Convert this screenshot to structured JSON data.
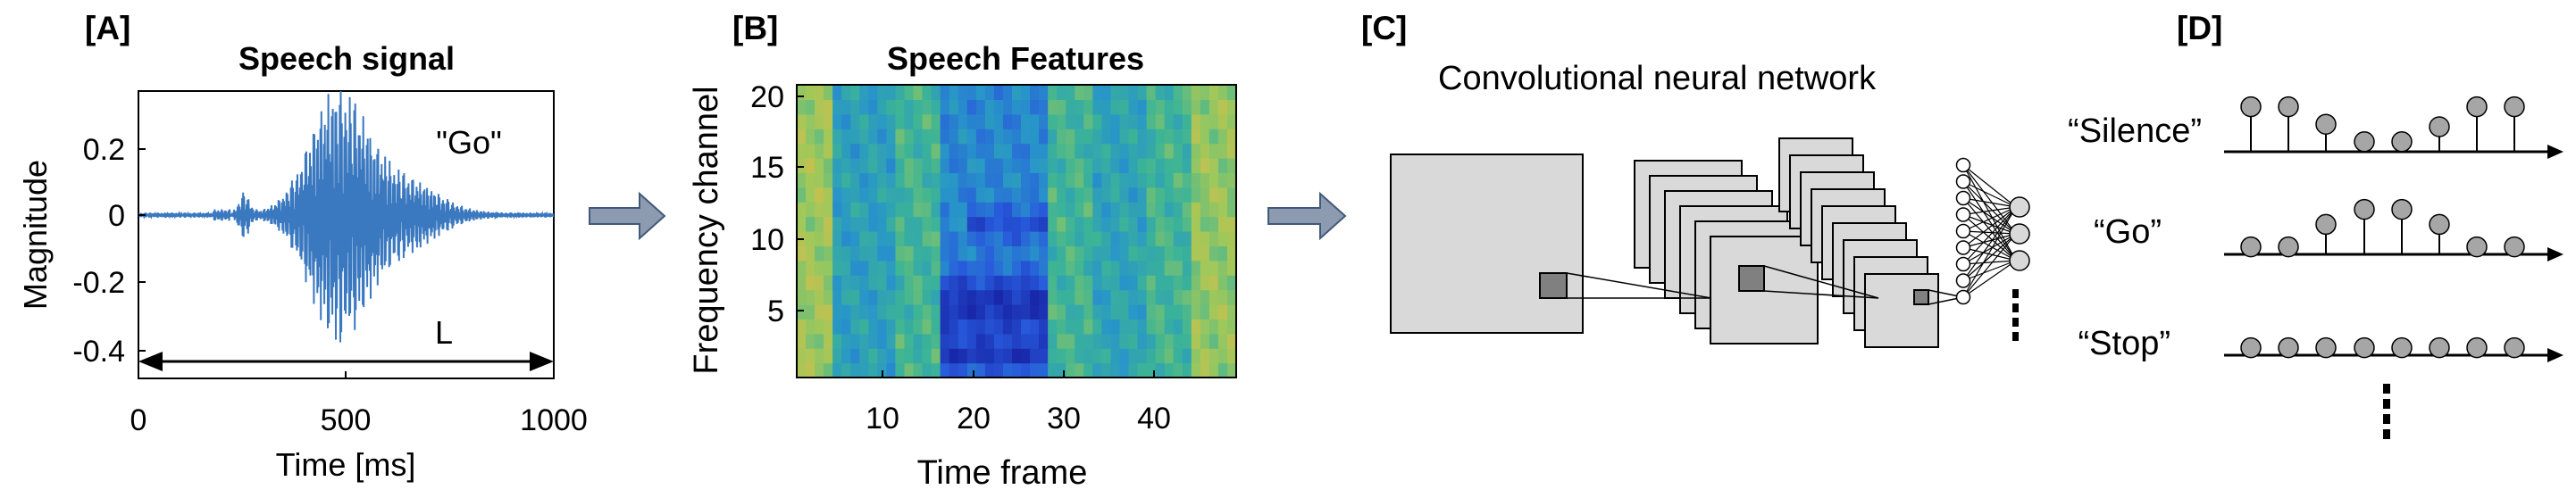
{
  "panels": {
    "a": {
      "label": "[A]",
      "title": "Speech signal",
      "ylabel": "Magnitude",
      "xlabel": "Time [ms]",
      "annotation": "\"Go\"",
      "length_label": "L",
      "yticks": [
        "0.2",
        "0",
        "-0.2",
        "-0.4"
      ],
      "xticks": [
        "0",
        "500",
        "1000"
      ],
      "signal_color": "#3a78c0"
    },
    "b": {
      "label": "[B]",
      "title": "Speech Features",
      "ylabel": "Frequency channel",
      "xlabel": "Time frame",
      "yticks": [
        "20",
        "15",
        "10",
        "5"
      ],
      "xticks": [
        "10",
        "20",
        "30",
        "40"
      ]
    },
    "c": {
      "label": "[C]",
      "title": "Convolutional neural network"
    },
    "d": {
      "label": "[D]",
      "rows": [
        {
          "label": "“Silence”",
          "heights": [
            0.9,
            0.9,
            0.55,
            0.2,
            0.2,
            0.5,
            0.9,
            0.9
          ]
        },
        {
          "label": "“Go”",
          "heights": [
            0.15,
            0.15,
            0.6,
            0.9,
            0.9,
            0.6,
            0.15,
            0.15
          ]
        },
        {
          "label": "“Stop”",
          "heights": [
            0.15,
            0.15,
            0.15,
            0.15,
            0.15,
            0.15,
            0.15,
            0.15
          ]
        }
      ]
    }
  },
  "colors": {
    "arrow_fill": "#8c9bb0",
    "arrow_stroke": "#41597a",
    "box_fill": "#d9d9d9",
    "lollipop_fill": "#a6a6a6"
  }
}
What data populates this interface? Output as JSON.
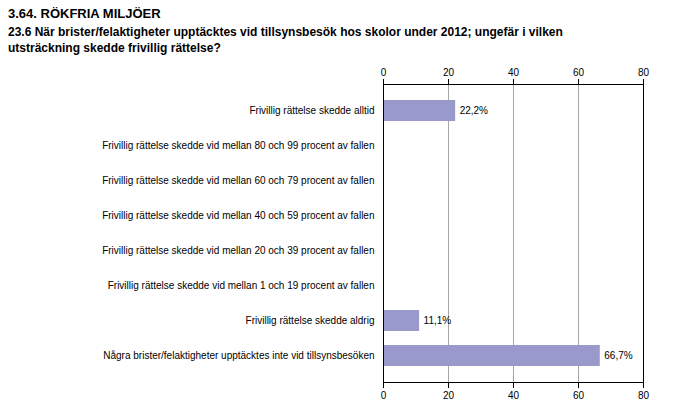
{
  "chart_data": {
    "type": "bar",
    "orientation": "horizontal",
    "title": "3.64. RÖKFRIA MILJÖER",
    "subtitle": "23.6 När brister/felaktigheter upptäcktes vid tillsynsbesök hos skolor under 2012; ungefär i vilken\nutsträckning skedde frivillig rättelse?",
    "categories": [
      "Frivillig rättelse skedde alltid",
      "Frivillig rättelse skedde vid mellan 80 och 99 procent av fallen",
      "Frivillig rättelse skedde vid mellan 60 och 79 procent av fallen",
      "Frivillig rättelse skedde vid mellan 40 och 59 procent av fallen",
      "Frivillig rättelse skedde vid mellan 20 och 39 procent av fallen",
      "Frivillig rättelse skedde vid mellan 1 och 19 procent av fallen",
      "Frivillig rättelse skedde aldrig",
      "Några brister/felaktigheter upptäcktes inte vid tillsynsbesöken"
    ],
    "values": [
      22.2,
      0,
      0,
      0,
      0,
      0,
      11.1,
      66.7
    ],
    "value_labels": [
      "22,2%",
      null,
      null,
      null,
      null,
      null,
      "11,1%",
      "66,7%"
    ],
    "data_labels": true,
    "color": "#9999cc",
    "xlim": [
      0,
      80
    ],
    "xticks": [
      0,
      20,
      40,
      60,
      80
    ],
    "grid": true
  }
}
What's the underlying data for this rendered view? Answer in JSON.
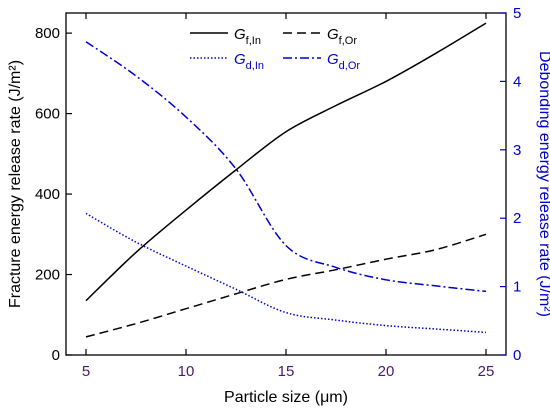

.....

Leave the pictures out and output the rest of the listing exactly.

## The output
Convert this screenshot to structured JSON data.
{
  "panels": {
    "a": {
      "label": "[A]",
      "title": "Speech signal",
      "ylabel": "Magnitude",
      "xlabel": "Time [ms]",
      "annotation": "\"Go\"",
      "length_label": "L",
      "yticks": [
        "0.2",
        "0",
        "-0.2",
        "-0.4"
      ],
      "xticks": [
        "0",
        "500",
        "1000"
      ],
      "signal_color": "#3a78c0"
    },
    "b": {
      "label": "[B]",
      "title": "Speech Features",
      "ylabel": "Frequency channel",
      "xlabel": "Time frame",
      "yticks": [
        "20",
        "15",
        "10",
        "5"
      ],
      "xticks": [
        "10",
        "20",
        "30",
        "40"
      ]
    },
    "c": {
      "label": "[C]",
      "title": "Convolutional neural network"
    },
    "d": {
      "label": "[D]",
      "rows": [
        {
          "label": "“Silence”",
          "heights": [
            0.9,
            0.9,
            0.55,
            0.2,
            0.2,
            0.5,
            0.9,
            0.9
          ]
        },
        {
          "label": "“Go”",
          "heights": [
            0.15,
            0.15,
            0.6,
            0.9,
            0.9,
            0.6,
            0.15,
            0.15
          ]
        },
        {
          "label": "“Stop”",
          "heights": [
            0.15,
            0.15,
            0.15,
            0.15,
            0.15,
            0.15,
            0.15,
            0.15
          ]
        }
      ]
    }
  },
  "colors": {
    "arrow_fill": "#8c9bb0",
    "arrow_stroke": "#41597a",
    "box_fill": "#d9d9d9",
    "lollipop_fill": "#a6a6a6"
  }
}
What data populates this interface? Output as JSON.
{
  "chart_data": {
    "type": "bar",
    "orientation": "horizontal",
    "title": "3.64. RÖKFRIA MILJÖER",
    "subtitle": "23.6 När brister/felaktigheter upptäcktes vid tillsynsbesök hos skolor under 2012; ungefär i vilken\nutsträckning skedde frivillig rättelse?",
    "categories": [
      "Frivillig rättelse skedde alltid",
      "Frivillig rättelse skedde vid mellan 80 och 99 procent av fallen",
      "Frivillig rättelse skedde vid mellan 60 och 79 procent av fallen",
      "Frivillig rättelse skedde vid mellan 40 och 59 procent av fallen",
      "Frivillig rättelse skedde vid mellan 20 och 39 procent av fallen",
      "Frivillig rättelse skedde vid mellan 1 och 19 procent av fallen",
      "Frivillig rättelse skedde aldrig",
      "Några brister/felaktigheter upptäcktes inte vid tillsynsbesöken"
    ],
    "values": [
      22.2,
      0,
      0,
      0,
      0,
      0,
      11.1,
      66.7
    ],
    "value_labels": [
      "22,2%",
      null,
      null,
      null,
      null,
      null,
      "11,1%",
      "66,7%"
    ],
    "data_labels": true,
    "color": "#9999cc",
    "xlim": [
      0,
      80
    ],
    "xticks": [
      0,
      20,
      40,
      60,
      80
    ],
    "grid": true
  }
}
What's the underlying data for this rendered view? Answer in JSON.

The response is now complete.